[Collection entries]
+---+

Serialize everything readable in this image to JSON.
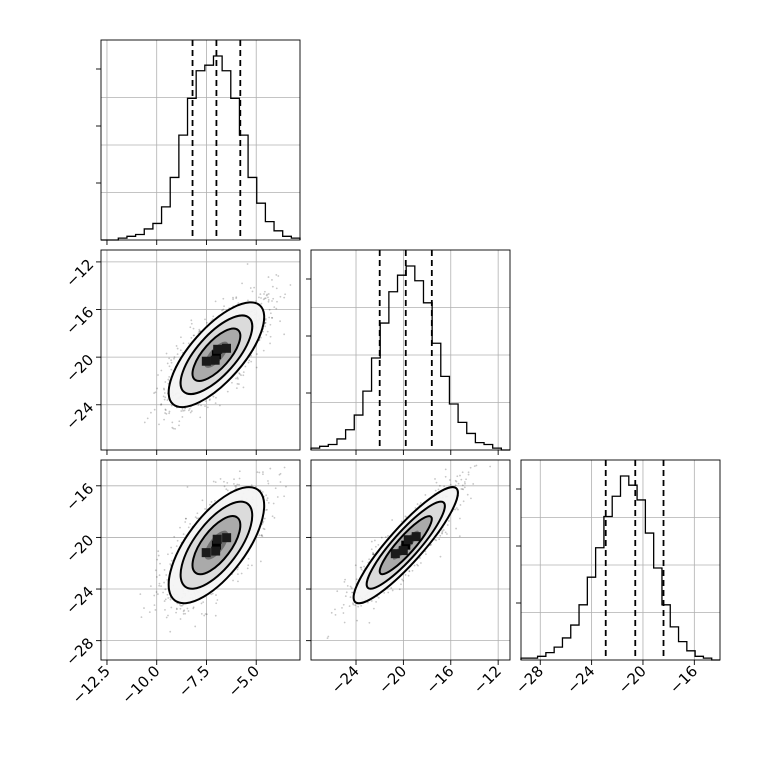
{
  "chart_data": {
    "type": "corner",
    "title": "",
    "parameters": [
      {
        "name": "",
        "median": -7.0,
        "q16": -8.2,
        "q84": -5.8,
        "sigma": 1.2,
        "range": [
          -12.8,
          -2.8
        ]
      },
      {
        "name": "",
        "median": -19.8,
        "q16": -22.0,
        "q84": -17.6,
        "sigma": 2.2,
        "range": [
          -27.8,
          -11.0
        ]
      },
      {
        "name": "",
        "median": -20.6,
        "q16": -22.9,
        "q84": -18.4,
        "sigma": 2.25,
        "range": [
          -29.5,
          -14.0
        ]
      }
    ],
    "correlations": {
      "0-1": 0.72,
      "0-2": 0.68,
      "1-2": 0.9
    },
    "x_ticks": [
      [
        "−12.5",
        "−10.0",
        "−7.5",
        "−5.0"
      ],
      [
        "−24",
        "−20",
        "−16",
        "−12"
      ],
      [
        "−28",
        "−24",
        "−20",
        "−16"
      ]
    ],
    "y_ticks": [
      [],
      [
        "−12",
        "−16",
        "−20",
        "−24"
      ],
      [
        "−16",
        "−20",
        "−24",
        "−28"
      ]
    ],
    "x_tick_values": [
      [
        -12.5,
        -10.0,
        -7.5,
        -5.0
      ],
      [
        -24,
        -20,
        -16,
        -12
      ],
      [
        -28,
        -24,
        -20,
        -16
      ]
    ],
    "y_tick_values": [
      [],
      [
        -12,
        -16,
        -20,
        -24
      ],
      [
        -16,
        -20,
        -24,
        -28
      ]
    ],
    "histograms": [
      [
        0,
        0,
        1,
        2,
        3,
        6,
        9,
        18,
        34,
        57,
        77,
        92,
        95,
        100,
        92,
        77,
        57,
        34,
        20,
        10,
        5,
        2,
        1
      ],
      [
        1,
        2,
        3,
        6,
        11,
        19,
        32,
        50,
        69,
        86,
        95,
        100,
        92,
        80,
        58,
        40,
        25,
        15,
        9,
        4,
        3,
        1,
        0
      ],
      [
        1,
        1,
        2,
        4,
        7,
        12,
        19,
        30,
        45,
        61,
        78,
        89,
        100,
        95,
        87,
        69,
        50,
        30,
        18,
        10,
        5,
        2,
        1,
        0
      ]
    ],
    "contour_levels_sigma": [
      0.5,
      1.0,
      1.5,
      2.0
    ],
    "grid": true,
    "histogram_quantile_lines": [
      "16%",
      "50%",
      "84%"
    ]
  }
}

+---+

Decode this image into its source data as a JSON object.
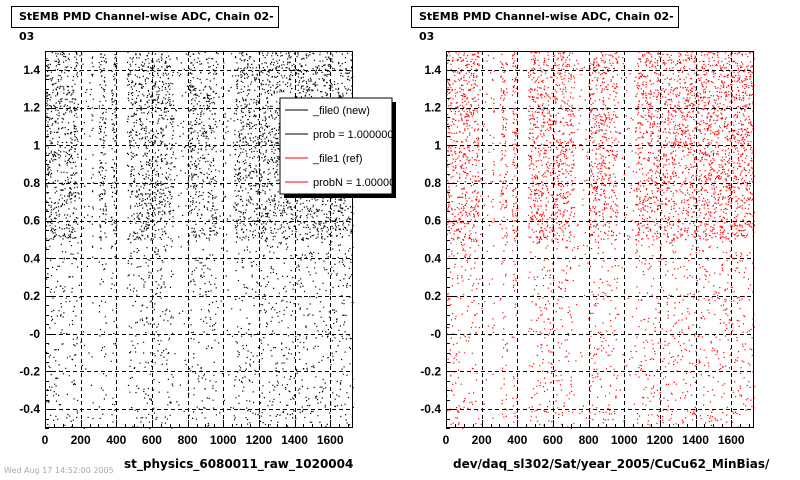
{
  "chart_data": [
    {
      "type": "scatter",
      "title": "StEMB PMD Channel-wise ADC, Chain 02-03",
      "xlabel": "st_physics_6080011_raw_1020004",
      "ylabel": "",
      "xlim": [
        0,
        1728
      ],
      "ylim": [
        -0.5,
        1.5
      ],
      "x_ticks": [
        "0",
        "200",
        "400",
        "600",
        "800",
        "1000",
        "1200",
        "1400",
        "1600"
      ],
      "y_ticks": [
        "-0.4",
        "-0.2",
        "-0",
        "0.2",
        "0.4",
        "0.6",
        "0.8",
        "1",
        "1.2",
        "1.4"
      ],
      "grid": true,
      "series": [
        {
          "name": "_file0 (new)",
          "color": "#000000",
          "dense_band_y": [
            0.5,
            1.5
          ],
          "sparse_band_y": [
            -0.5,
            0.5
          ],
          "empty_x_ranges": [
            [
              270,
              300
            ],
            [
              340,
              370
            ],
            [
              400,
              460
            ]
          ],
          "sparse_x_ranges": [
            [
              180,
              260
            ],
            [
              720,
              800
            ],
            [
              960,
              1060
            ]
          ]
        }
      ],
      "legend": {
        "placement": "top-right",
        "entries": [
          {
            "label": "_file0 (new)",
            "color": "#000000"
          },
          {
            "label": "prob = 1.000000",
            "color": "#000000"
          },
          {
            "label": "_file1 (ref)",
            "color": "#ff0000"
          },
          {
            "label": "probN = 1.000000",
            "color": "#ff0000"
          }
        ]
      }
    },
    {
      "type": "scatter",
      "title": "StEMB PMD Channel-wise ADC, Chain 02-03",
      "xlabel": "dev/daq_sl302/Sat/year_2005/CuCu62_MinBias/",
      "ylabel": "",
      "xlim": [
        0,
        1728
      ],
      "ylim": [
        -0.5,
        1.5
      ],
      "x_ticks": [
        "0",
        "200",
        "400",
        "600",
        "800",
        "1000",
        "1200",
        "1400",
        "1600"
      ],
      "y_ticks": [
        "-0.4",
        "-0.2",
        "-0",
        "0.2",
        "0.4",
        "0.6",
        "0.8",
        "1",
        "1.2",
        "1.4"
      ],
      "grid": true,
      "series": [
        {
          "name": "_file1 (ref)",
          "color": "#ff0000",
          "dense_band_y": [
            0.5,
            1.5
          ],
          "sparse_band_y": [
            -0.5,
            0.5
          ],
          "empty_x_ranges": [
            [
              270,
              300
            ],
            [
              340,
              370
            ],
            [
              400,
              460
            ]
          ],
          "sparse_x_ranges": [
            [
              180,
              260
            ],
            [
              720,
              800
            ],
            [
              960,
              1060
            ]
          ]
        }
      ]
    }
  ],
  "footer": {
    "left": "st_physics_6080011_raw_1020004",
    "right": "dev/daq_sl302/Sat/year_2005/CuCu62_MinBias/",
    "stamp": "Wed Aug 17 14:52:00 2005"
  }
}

+---+

Exercise description :: For this exercise, gather every line of the data that contains the word "xlabel".

Result for this task ::
      "xlabel": "st_physics_6080011_raw_1020004",
      "xlabel": "dev/daq_sl302/Sat/year_2005/CuCu62_MinBias/",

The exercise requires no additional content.